◆ EXERCISE BRIEF ◆
Return all lines of the records that contain the word "GAIN".

◆ DATASET CONTENT ◆
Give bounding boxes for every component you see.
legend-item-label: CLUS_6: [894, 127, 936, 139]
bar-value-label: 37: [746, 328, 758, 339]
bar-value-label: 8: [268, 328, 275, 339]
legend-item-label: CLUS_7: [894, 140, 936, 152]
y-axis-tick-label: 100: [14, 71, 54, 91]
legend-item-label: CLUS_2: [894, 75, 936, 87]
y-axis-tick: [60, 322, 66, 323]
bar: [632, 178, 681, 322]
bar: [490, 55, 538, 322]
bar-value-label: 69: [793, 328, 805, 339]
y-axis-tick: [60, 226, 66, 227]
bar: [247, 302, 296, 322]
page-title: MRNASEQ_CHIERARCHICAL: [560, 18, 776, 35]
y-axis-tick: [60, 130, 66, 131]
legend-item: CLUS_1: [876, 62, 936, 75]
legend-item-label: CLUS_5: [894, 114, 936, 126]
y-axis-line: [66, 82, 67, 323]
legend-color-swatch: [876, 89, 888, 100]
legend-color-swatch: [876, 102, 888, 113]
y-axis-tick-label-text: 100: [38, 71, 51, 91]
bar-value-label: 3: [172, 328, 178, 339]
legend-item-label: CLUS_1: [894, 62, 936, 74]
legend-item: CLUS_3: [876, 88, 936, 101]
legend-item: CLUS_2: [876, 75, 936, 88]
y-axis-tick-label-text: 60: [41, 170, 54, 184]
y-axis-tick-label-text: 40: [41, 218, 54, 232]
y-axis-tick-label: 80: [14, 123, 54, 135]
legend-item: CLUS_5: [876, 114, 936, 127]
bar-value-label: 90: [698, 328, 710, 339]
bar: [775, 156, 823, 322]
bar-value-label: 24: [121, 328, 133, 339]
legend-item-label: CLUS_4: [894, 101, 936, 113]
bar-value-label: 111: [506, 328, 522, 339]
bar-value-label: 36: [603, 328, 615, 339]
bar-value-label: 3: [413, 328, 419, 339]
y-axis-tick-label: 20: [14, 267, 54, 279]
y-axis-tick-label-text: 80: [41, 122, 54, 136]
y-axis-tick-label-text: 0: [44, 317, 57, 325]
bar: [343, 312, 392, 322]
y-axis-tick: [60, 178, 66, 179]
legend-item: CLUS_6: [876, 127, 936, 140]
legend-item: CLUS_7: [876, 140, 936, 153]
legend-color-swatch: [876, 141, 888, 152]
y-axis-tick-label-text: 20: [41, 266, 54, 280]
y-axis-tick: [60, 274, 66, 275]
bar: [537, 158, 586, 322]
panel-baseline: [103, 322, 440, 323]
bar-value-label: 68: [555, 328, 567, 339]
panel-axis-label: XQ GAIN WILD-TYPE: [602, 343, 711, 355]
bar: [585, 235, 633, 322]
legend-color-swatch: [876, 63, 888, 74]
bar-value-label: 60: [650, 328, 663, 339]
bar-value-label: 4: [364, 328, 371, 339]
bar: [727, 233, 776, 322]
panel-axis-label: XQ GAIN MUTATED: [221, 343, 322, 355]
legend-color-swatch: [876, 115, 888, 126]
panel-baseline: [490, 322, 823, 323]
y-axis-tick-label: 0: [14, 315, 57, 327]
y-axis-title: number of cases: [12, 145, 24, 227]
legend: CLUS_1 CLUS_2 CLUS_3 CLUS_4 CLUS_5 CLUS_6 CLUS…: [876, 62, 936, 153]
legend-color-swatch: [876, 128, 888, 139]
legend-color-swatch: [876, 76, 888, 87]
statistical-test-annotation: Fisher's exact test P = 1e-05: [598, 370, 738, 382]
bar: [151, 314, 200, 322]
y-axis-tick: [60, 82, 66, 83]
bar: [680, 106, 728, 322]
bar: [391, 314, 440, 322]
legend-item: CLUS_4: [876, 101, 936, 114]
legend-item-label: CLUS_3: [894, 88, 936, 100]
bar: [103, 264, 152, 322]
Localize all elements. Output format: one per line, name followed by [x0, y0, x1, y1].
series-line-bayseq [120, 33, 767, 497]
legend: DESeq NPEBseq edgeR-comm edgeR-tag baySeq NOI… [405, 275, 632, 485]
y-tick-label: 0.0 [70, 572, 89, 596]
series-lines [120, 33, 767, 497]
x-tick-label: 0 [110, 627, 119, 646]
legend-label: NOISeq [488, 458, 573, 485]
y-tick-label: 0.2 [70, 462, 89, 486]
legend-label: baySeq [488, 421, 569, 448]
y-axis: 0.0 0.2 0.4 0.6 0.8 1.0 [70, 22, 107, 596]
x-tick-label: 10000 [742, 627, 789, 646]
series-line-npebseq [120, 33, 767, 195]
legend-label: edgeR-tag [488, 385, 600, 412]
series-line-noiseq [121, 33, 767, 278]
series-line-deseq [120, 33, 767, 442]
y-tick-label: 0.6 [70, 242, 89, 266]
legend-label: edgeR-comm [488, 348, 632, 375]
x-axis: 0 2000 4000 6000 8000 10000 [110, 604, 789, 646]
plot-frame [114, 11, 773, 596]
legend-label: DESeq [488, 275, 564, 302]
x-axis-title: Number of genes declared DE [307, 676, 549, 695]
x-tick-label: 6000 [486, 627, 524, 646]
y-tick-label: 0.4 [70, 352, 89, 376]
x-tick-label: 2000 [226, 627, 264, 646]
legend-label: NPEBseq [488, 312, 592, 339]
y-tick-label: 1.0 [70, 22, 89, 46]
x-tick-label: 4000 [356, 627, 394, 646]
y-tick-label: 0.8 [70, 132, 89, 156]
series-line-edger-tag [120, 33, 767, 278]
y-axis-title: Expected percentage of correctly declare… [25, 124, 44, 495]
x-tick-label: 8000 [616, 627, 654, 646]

◆ RESULT FOR THIS TASK ◆
panel-axis-label: XQ GAIN WILD-TYPE: [602, 343, 711, 355]
panel-axis-label: XQ GAIN MUTATED: [221, 343, 322, 355]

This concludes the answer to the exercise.